— Start —

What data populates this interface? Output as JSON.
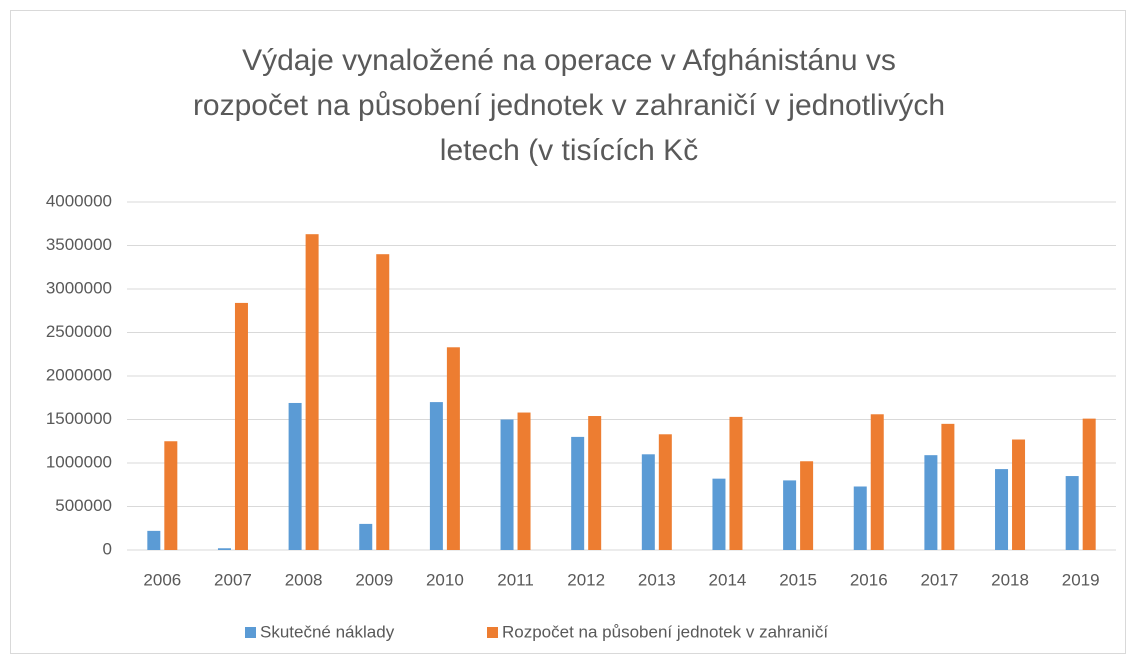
{
  "chart_data": {
    "type": "bar",
    "title": "Výdaje vynaložené na operace v Afghánistánu vs rozpočet na působení jednotek v zahraničí v jednotlivých letech (v tisících Kč",
    "categories": [
      "2006",
      "2007",
      "2008",
      "2009",
      "2010",
      "2011",
      "2012",
      "2013",
      "2014",
      "2015",
      "2016",
      "2017",
      "2018",
      "2019"
    ],
    "series": [
      {
        "name": "Skutečné náklady",
        "color": "#5b9bd5",
        "values": [
          220000,
          20000,
          1690000,
          300000,
          1700000,
          1500000,
          1300000,
          1100000,
          820000,
          800000,
          730000,
          1090000,
          930000,
          850000
        ]
      },
      {
        "name": "Rozpočet na působení jednotek v zahraničí",
        "color": "#ed7d31",
        "values": [
          1250000,
          2840000,
          3630000,
          3400000,
          2330000,
          1580000,
          1540000,
          1330000,
          1530000,
          1020000,
          1560000,
          1450000,
          1270000,
          1510000
        ]
      }
    ],
    "ylim": [
      0,
      4000000
    ],
    "yticks": [
      0,
      500000,
      1000000,
      1500000,
      2000000,
      2500000,
      3000000,
      3500000,
      4000000
    ],
    "grid": true,
    "legend": "bottom"
  }
}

— End —

Whenever "zahraničí" turns up in a line, pick that line out.

### WORKED ANSWER
    "title": "Výdaje vynaložené na operace v Afghánistánu vs rozpočet na působení jednotek v zahraničí v jednotlivých letech (v tisících Kč",
        "name": "Rozpočet na působení jednotek v zahraničí",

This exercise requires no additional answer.